begin Records provided

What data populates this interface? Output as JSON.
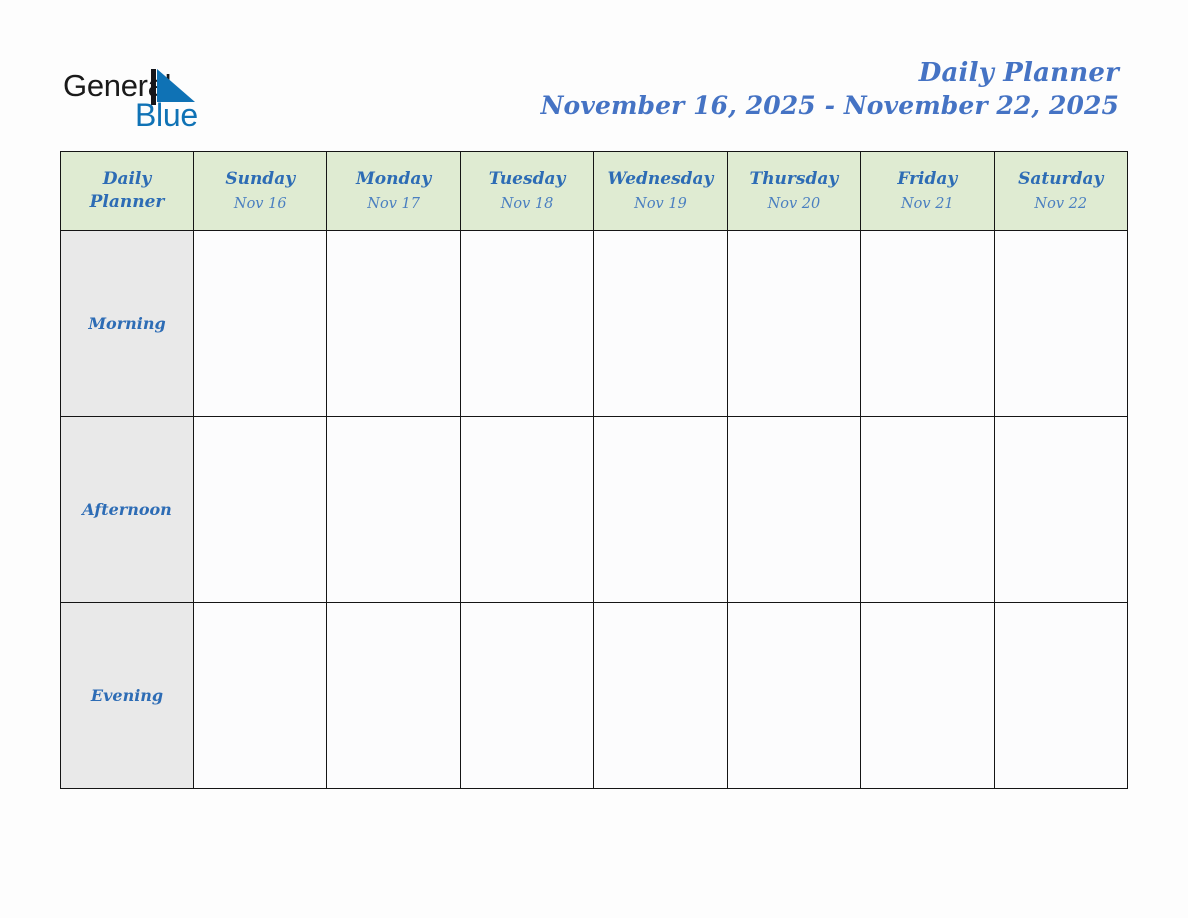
{
  "brand": {
    "name_dark": "General",
    "name_blue": "Blue",
    "logo_icon": "sail-triangle-icon",
    "blue": "#0f72b5",
    "dark": "#15151a"
  },
  "header": {
    "title": "Daily Planner",
    "date_range": "November 16, 2025 - November 22, 2025"
  },
  "palette": {
    "header_green": "#dfebd2",
    "period_gray": "#e9e9e9",
    "cell_white": "#fcfcfd",
    "text_blue_bold": "#2d6cb5",
    "text_blue_light": "#4a7fc0",
    "title_blue": "#4573c4",
    "border": "#151515",
    "page_background": "#fdfdfd"
  },
  "table": {
    "corner": {
      "line1": "Daily",
      "line2": "Planner"
    },
    "columns": [
      {
        "day": "Sunday",
        "date": "Nov 16"
      },
      {
        "day": "Monday",
        "date": "Nov 17"
      },
      {
        "day": "Tuesday",
        "date": "Nov 18"
      },
      {
        "day": "Wednesday",
        "date": "Nov 19"
      },
      {
        "day": "Thursday",
        "date": "Nov 20"
      },
      {
        "day": "Friday",
        "date": "Nov 21"
      },
      {
        "day": "Saturday",
        "date": "Nov 22"
      }
    ],
    "rows": [
      {
        "period": "Morning",
        "entries": [
          "",
          "",
          "",
          "",
          "",
          "",
          ""
        ]
      },
      {
        "period": "Afternoon",
        "entries": [
          "",
          "",
          "",
          "",
          "",
          "",
          ""
        ]
      },
      {
        "period": "Evening",
        "entries": [
          "",
          "",
          "",
          "",
          "",
          "",
          ""
        ]
      }
    ]
  }
}
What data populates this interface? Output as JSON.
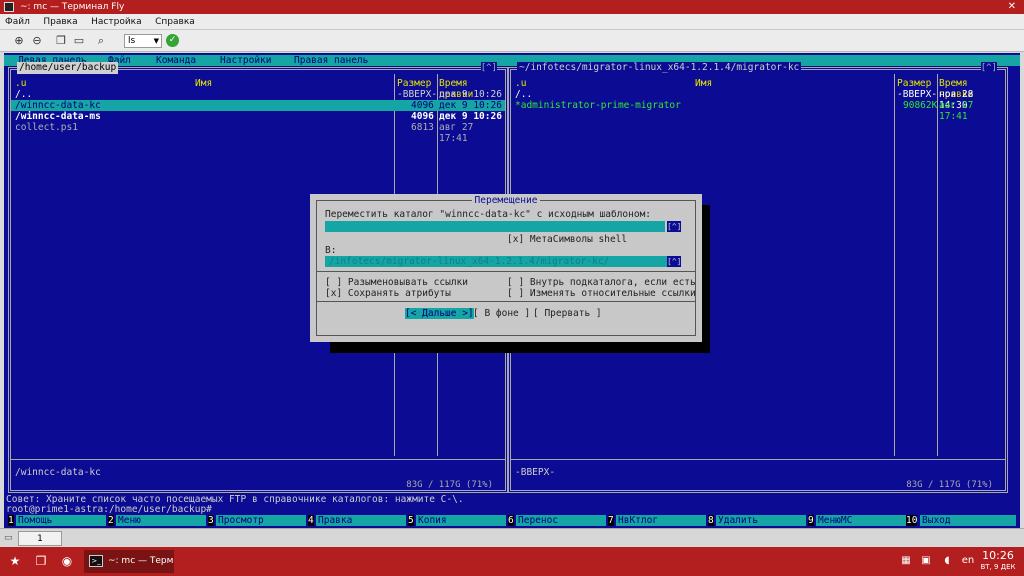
{
  "window": {
    "title": "~: mc — Терминал Fly",
    "close": "✕"
  },
  "menubar": [
    "Файл",
    "Правка",
    "Настройка",
    "Справка"
  ],
  "toolbar": {
    "command_value": "ls"
  },
  "mc": {
    "top_menu": [
      "Левая панель",
      "Файл",
      "Команда",
      "Настройки",
      "Правая панель"
    ],
    "left": {
      "path": "/home/user/backup",
      "corner": "[^]",
      "headers": [
        ".u",
        "Имя",
        "Размер",
        "Время правки"
      ],
      "rows": [
        {
          "name": "/..",
          "size": "-ВВЕРХ-",
          "time": "дек  9 10:26",
          "sel": false
        },
        {
          "name": "/winncc-data-kc",
          "size": "4096",
          "time": "дек  9 10:26",
          "sel": true
        },
        {
          "name": "/winncc-data-ms",
          "size": "4096",
          "time": "дек  9 10:26",
          "sel": false
        },
        {
          "name": " collect.ps1",
          "size": "6813",
          "time": "авг 27 17:41",
          "sel": false
        }
      ],
      "status": "/winncc-data-kc",
      "free": "83G / 117G (71%)"
    },
    "right": {
      "path": "~/infotecs/migrator-linux_x64-1.2.1.4/migrator-kc",
      "corner": "[^]",
      "headers": [
        ".u",
        "Имя",
        "Размер",
        "Время правки"
      ],
      "rows": [
        {
          "name": "/..",
          "size": "-ВВЕРХ-",
          "time": "ноя 28 14:30",
          "sel": false
        },
        {
          "name": "*administrator-prime-migrator",
          "size": "90862K",
          "time": "авг 27 17:41",
          "sel": false
        }
      ],
      "status": "-ВВЕРХ-",
      "free": "83G / 117G (71%)"
    },
    "dialog": {
      "title": "Перемещение",
      "prompt": "Переместить каталог \"winncc-data-kc\" с исходным шаблоном:",
      "input1_arrow": "[^]",
      "shell_opt": "[x] МетаСимволы shell",
      "to_label": "В:",
      "input2_value": "/infotecs/migrator-linux_x64-1.2.1.4/migrator-kc/",
      "input2_arrow": "[^]",
      "opt_deref": "[ ] Разыменовывать ссылки",
      "opt_save": "[x] Сохранять атрибуты",
      "opt_inside": "[ ] Внутрь подкаталога, если есть",
      "opt_relative": "[ ] Изменять относительные ссылки",
      "btn_next": "[< Дальше >]",
      "btn_bg": "[ В фоне ]",
      "btn_abort": "[ Прервать ]"
    },
    "hint": "Совет: Храните список часто посещаемых FTP в справочнике каталогов: нажмите C-\\.",
    "prompt": "root@prime1-astra:/home/user/backup#",
    "fkeys": [
      {
        "n": "1",
        "label": "Помощь"
      },
      {
        "n": "2",
        "label": "Меню"
      },
      {
        "n": "3",
        "label": "Просмотр"
      },
      {
        "n": "4",
        "label": "Правка"
      },
      {
        "n": "5",
        "label": "Копия"
      },
      {
        "n": "6",
        "label": "Перенос"
      },
      {
        "n": "7",
        "label": "НвКтлог"
      },
      {
        "n": "8",
        "label": "Удалить"
      },
      {
        "n": "9",
        "label": "МенюМС"
      },
      {
        "n": "10",
        "label": "Выход"
      }
    ]
  },
  "tabs": {
    "tab1": "1"
  },
  "taskbar": {
    "task_label": "~: mc — Термина...",
    "lang": "en",
    "time": "10:26",
    "date": "ВТ, 9 ДЕК"
  }
}
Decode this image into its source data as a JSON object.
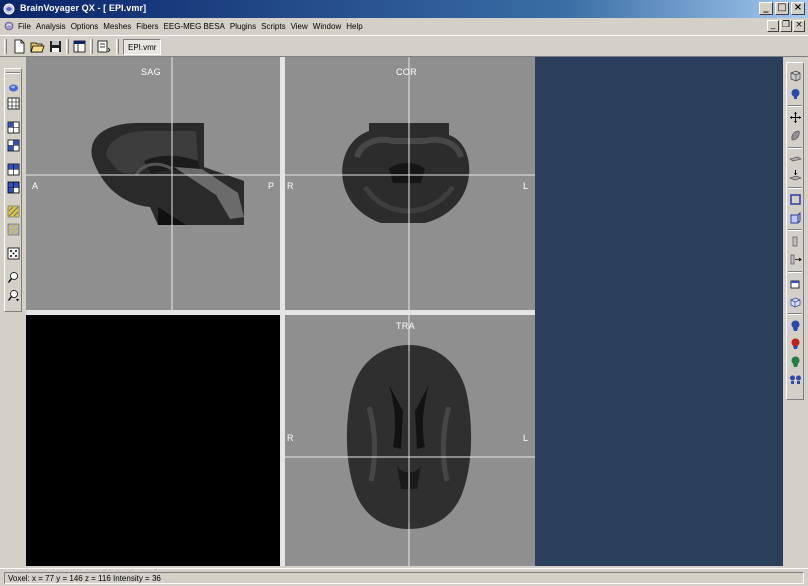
{
  "window": {
    "title": "BrainVoyager QX - [ EPI.vmr]",
    "buttons": {
      "minimize": "_",
      "maximize": "□",
      "close": "×"
    }
  },
  "menu": {
    "items": [
      "File",
      "Analysis",
      "Options",
      "Meshes",
      "Fibers",
      "EEG-MEG BESA",
      "Plugins",
      "Scripts",
      "View",
      "Window",
      "Help"
    ],
    "mdi_buttons": {
      "minimize": "_",
      "restore": "❐",
      "close": "×"
    }
  },
  "toolbar": {
    "icons": [
      "new-document-icon",
      "open-folder-icon",
      "save-disk-icon",
      "window-layout-icon",
      "document-list-icon"
    ],
    "document_tab": "EPI.vmr"
  },
  "left_tools": [
    "brain-3d-icon",
    "grid-1x1-icon",
    "grid-2x2-a-icon",
    "grid-2x2-b-icon",
    "grid-2x2-c-icon",
    "grid-2x2-d-icon",
    "slices-a-icon",
    "slices-b-icon",
    "dice-icon",
    "zoom-in-icon",
    "zoom-out-icon"
  ],
  "right_tools": [
    "cube-tool-icon",
    "head-view-icon",
    "move-arrows-icon",
    "leaf-icon",
    "slice-plane-icon",
    "stack-icon",
    "square-frame-icon",
    "volume-box-icon",
    "pin-icon",
    "pin-arrow-icon",
    "box-open-icon",
    "box-3d-icon",
    "head-blue-icon",
    "head-red-icon",
    "head-green-icon",
    "heads-pair-icon"
  ],
  "views": {
    "sagittal": {
      "title": "SAG",
      "left_label": "A",
      "right_label": "P"
    },
    "coronal": {
      "title": "COR",
      "left_label": "R",
      "right_label": "L"
    },
    "transverse": {
      "title": "TRA",
      "left_label": "R",
      "right_label": "L"
    }
  },
  "colors": {
    "workspace_background": "#2b3e5c",
    "slice_background": "#8f8f8f",
    "title_bar_start": "#0a246a"
  },
  "status": {
    "text": "Voxel:  x = 77  y = 146  z = 116  Intensity = 36"
  }
}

end Records provided

Where does the word "status" appear in the listing? List each line that holds it.

◆ Solution to this problem ◆
      "status": "/winncc-data-kc",
      "status": "-ВВЕРХ-",
  "status": {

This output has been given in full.